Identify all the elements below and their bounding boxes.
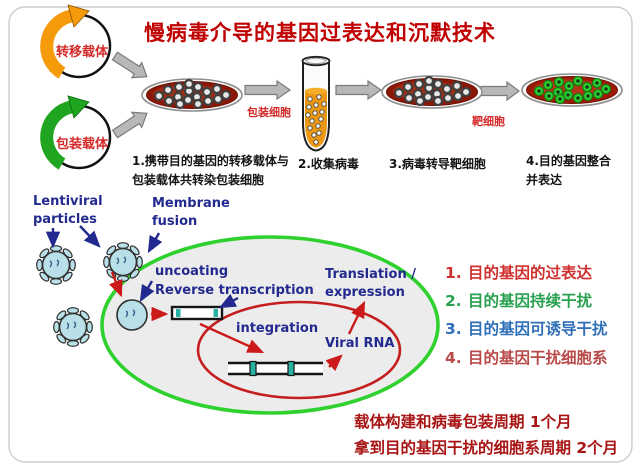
target-cells-dish — [381, 75, 483, 109]
step1-label: 1.携带目的基因的转移载体与包装载体共转染包装细胞 — [132, 154, 289, 187]
application-num: 2. — [445, 292, 462, 310]
timeline-note-1: 载体构建和病毒包装周期 1个月 — [354, 413, 572, 431]
cell-membrane — [100, 235, 440, 415]
virus-particle-2 — [103, 242, 143, 282]
target-cells-label: 靶细胞 — [472, 115, 505, 128]
slide-frame — [8, 6, 633, 463]
packaging-vector-label: 包装载体 — [56, 137, 109, 152]
nucleus-outline — [196, 300, 402, 400]
transfer-vector-label: 转移载体 — [56, 45, 109, 60]
application-num: 1. — [445, 264, 462, 282]
process-arrows-red — [109, 271, 366, 372]
translation-expression-label: Translation / expression — [325, 267, 416, 300]
application-item-3: 3. 目的基因可诱导干扰 — [445, 319, 608, 339]
packaging-cells-label: 包装细胞 — [247, 106, 291, 119]
membrane-fusion-label: Membrane fusion — [152, 196, 230, 229]
viral-rna-label: Viral RNA — [325, 336, 395, 351]
step3-label: 3.病毒转导靶细胞 — [389, 157, 486, 171]
expressing-cells-dish — [521, 73, 623, 107]
application-item-1: 1. 目的基因的过表达 — [445, 263, 592, 283]
application-text: 目的基因干扰细胞系 — [468, 349, 608, 367]
virus-particle-1 — [36, 245, 76, 285]
application-item-4: 4. 目的基因干扰细胞系 — [445, 348, 608, 368]
uncoated-virus-core — [116, 299, 148, 331]
collection-tube — [301, 55, 331, 152]
uncoating-label: uncoating — [155, 264, 229, 279]
application-item-2: 2. 目的基因持续干扰 — [445, 291, 592, 311]
application-text: 目的基因持续干扰 — [468, 292, 593, 310]
integration-label: integration — [236, 321, 319, 336]
application-text: 目的基因可诱导干扰 — [468, 320, 608, 338]
step2-label: 2.收集病毒 — [298, 157, 359, 171]
packaging-cells-dish — [141, 78, 243, 112]
integrated-dna — [228, 360, 323, 377]
annotation-arrows-navy — [45, 225, 239, 309]
timeline-note-2: 拿到目的基因干扰的细胞系周期 2个月 — [354, 439, 619, 457]
lentiviral-particles-label: Lentiviral particles — [33, 194, 103, 227]
transfer-vector-icon — [40, 4, 112, 79]
application-num: 3. — [445, 320, 462, 338]
packaging-vector-icon — [40, 95, 112, 170]
proviral-dna-bar — [170, 305, 224, 321]
application-num: 4. — [445, 349, 462, 367]
reverse-transcription-label: Reverse transcription — [155, 283, 314, 298]
step4-label: 4.目的基因整合并表达 — [526, 154, 611, 187]
flow-arrows — [111, 51, 520, 139]
application-text: 目的基因的过表达 — [468, 264, 593, 282]
virus-particle-3 — [53, 307, 93, 347]
page-title: 慢病毒介导的基因过表达和沉默技术 — [144, 21, 496, 45]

Goal of the exercise:
Filter the material above down to the lines that hold the word "vector".

Output for this task:
packaging-vector-label: 包装载体 — [56, 137, 109, 152]
transfer-vector-label: 转移载体 — [56, 45, 109, 60]
transfer-vector-icon — [40, 4, 112, 79]
packaging-vector-icon — [40, 95, 112, 170]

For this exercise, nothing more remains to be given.